## start DATASET EXTRACT
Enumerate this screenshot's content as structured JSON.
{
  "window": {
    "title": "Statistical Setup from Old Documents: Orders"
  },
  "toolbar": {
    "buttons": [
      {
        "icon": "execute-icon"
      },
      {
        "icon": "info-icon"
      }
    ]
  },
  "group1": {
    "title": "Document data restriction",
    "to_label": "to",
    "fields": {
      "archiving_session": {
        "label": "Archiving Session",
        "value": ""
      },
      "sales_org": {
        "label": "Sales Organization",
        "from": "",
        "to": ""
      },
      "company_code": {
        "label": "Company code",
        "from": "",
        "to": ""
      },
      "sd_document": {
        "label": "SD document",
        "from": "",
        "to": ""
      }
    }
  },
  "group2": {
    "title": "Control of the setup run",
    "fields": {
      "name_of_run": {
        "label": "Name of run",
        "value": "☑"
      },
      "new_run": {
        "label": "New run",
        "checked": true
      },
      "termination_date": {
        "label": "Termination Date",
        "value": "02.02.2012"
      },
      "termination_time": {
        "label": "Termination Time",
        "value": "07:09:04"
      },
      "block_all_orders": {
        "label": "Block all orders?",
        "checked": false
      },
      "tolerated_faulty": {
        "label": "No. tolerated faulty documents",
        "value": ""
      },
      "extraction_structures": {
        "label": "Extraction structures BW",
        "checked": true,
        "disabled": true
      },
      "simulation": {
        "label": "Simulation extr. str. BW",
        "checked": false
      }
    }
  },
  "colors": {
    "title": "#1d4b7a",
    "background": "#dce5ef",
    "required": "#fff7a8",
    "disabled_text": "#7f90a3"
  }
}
## end DATASET EXTRACT
## start DATASET EXTRACT
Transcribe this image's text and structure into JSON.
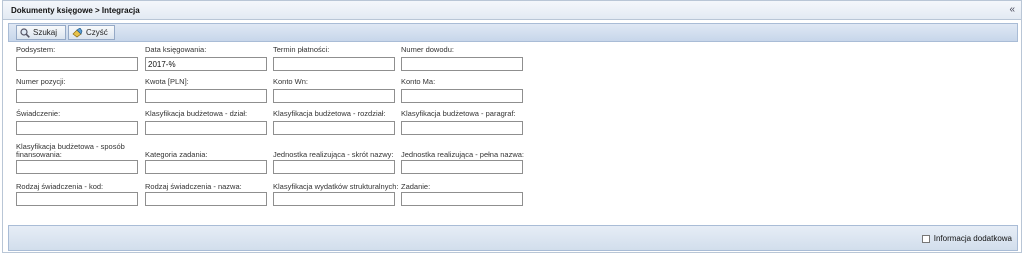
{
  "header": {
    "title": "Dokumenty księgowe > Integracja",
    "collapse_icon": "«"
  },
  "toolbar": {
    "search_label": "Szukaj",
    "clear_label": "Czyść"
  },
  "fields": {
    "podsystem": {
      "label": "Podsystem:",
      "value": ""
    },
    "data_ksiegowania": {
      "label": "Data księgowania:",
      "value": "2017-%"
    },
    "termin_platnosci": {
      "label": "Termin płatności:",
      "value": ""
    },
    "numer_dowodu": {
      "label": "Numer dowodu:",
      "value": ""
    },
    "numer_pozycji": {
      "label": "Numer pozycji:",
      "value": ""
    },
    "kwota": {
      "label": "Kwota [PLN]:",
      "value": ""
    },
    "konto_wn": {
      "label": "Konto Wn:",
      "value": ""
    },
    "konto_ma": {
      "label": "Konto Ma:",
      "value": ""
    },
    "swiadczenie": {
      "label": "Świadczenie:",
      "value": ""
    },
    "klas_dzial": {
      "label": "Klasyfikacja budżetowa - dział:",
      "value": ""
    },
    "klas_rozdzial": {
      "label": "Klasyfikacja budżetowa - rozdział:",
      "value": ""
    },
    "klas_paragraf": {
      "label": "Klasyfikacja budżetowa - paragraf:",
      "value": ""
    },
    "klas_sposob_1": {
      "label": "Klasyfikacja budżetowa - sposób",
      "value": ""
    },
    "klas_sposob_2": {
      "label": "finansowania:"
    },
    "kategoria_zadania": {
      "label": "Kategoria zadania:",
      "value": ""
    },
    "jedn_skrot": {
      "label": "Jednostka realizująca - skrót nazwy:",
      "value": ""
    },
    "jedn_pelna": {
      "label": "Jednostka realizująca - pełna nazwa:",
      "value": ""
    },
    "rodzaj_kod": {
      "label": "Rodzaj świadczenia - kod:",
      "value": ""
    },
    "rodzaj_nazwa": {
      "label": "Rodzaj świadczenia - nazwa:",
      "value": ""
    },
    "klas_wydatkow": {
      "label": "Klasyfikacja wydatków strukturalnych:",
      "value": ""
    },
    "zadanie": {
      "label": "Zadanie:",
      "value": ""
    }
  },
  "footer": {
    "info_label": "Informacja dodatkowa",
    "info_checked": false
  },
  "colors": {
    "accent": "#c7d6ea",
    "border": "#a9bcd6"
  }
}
## end DATASET EXTRACT
§ **WRITTEN INSTRUCTION**: Extract each line from the listing that holds the word "JSON".

§ **RIGHT ANSWER**:
Enumerate this screenshot's content as structured JSON.
Transcribe this image's text and structure into JSON.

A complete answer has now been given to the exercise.